DATA FOR THIS TASK
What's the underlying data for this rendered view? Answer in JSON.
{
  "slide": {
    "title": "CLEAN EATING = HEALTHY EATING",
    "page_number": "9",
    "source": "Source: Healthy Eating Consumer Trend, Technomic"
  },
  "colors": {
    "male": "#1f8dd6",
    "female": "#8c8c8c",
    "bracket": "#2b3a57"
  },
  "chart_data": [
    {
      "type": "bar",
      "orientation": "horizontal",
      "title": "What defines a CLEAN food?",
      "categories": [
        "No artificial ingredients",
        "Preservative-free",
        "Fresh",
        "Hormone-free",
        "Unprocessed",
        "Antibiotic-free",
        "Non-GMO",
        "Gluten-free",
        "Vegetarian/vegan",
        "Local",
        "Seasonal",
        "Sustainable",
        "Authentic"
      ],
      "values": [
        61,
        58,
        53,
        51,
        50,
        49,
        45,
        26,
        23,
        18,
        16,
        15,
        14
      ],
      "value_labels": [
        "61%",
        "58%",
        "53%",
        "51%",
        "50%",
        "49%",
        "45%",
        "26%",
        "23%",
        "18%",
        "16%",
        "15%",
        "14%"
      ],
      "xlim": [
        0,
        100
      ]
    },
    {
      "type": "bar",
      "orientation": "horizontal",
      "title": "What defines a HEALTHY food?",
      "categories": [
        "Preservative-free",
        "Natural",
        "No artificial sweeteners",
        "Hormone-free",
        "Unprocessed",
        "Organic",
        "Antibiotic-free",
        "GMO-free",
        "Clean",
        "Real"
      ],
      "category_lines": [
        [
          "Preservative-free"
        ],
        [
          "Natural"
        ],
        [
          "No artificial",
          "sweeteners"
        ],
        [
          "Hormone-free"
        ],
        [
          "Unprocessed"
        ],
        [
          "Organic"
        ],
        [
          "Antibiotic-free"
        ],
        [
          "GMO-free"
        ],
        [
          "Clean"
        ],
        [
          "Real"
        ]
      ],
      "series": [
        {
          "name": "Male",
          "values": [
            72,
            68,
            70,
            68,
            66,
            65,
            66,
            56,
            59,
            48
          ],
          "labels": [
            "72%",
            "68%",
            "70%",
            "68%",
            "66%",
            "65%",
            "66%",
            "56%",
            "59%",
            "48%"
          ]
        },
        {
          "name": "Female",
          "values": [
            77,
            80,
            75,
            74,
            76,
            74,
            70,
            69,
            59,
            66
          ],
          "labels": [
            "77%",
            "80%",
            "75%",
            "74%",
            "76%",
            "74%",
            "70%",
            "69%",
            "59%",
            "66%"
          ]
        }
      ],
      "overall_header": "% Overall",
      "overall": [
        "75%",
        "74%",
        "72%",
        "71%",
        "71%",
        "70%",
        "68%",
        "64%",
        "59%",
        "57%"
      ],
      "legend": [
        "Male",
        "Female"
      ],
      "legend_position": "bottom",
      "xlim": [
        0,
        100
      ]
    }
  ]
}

YOUR TASK
Reproduce all of the material above word for word.

RESULT OF THIS EXERCISE
What's the underlying data for this rendered view? Answer in JSON.
{
  "slide": {
    "title": "CLEAN EATING = HEALTHY EATING",
    "page_number": "9",
    "source": "Source: Healthy Eating Consumer Trend, Technomic"
  },
  "colors": {
    "male": "#1f8dd6",
    "female": "#8c8c8c",
    "bracket": "#2b3a57"
  },
  "chart_data": [
    {
      "type": "bar",
      "orientation": "horizontal",
      "title": "What defines a CLEAN food?",
      "categories": [
        "No artificial ingredients",
        "Preservative-free",
        "Fresh",
        "Hormone-free",
        "Unprocessed",
        "Antibiotic-free",
        "Non-GMO",
        "Gluten-free",
        "Vegetarian/vegan",
        "Local",
        "Seasonal",
        "Sustainable",
        "Authentic"
      ],
      "values": [
        61,
        58,
        53,
        51,
        50,
        49,
        45,
        26,
        23,
        18,
        16,
        15,
        14
      ],
      "value_labels": [
        "61%",
        "58%",
        "53%",
        "51%",
        "50%",
        "49%",
        "45%",
        "26%",
        "23%",
        "18%",
        "16%",
        "15%",
        "14%"
      ],
      "xlim": [
        0,
        100
      ]
    },
    {
      "type": "bar",
      "orientation": "horizontal",
      "title": "What defines a HEALTHY food?",
      "categories": [
        "Preservative-free",
        "Natural",
        "No artificial sweeteners",
        "Hormone-free",
        "Unprocessed",
        "Organic",
        "Antibiotic-free",
        "GMO-free",
        "Clean",
        "Real"
      ],
      "category_lines": [
        [
          "Preservative-free"
        ],
        [
          "Natural"
        ],
        [
          "No artificial",
          "sweeteners"
        ],
        [
          "Hormone-free"
        ],
        [
          "Unprocessed"
        ],
        [
          "Organic"
        ],
        [
          "Antibiotic-free"
        ],
        [
          "GMO-free"
        ],
        [
          "Clean"
        ],
        [
          "Real"
        ]
      ],
      "series": [
        {
          "name": "Male",
          "values": [
            72,
            68,
            70,
            68,
            66,
            65,
            66,
            56,
            59,
            48
          ],
          "labels": [
            "72%",
            "68%",
            "70%",
            "68%",
            "66%",
            "65%",
            "66%",
            "56%",
            "59%",
            "48%"
          ]
        },
        {
          "name": "Female",
          "values": [
            77,
            80,
            75,
            74,
            76,
            74,
            70,
            69,
            59,
            66
          ],
          "labels": [
            "77%",
            "80%",
            "75%",
            "74%",
            "76%",
            "74%",
            "70%",
            "69%",
            "59%",
            "66%"
          ]
        }
      ],
      "overall_header": "% Overall",
      "overall": [
        "75%",
        "74%",
        "72%",
        "71%",
        "71%",
        "70%",
        "68%",
        "64%",
        "59%",
        "57%"
      ],
      "legend": [
        "Male",
        "Female"
      ],
      "legend_position": "bottom",
      "xlim": [
        0,
        100
      ]
    }
  ]
}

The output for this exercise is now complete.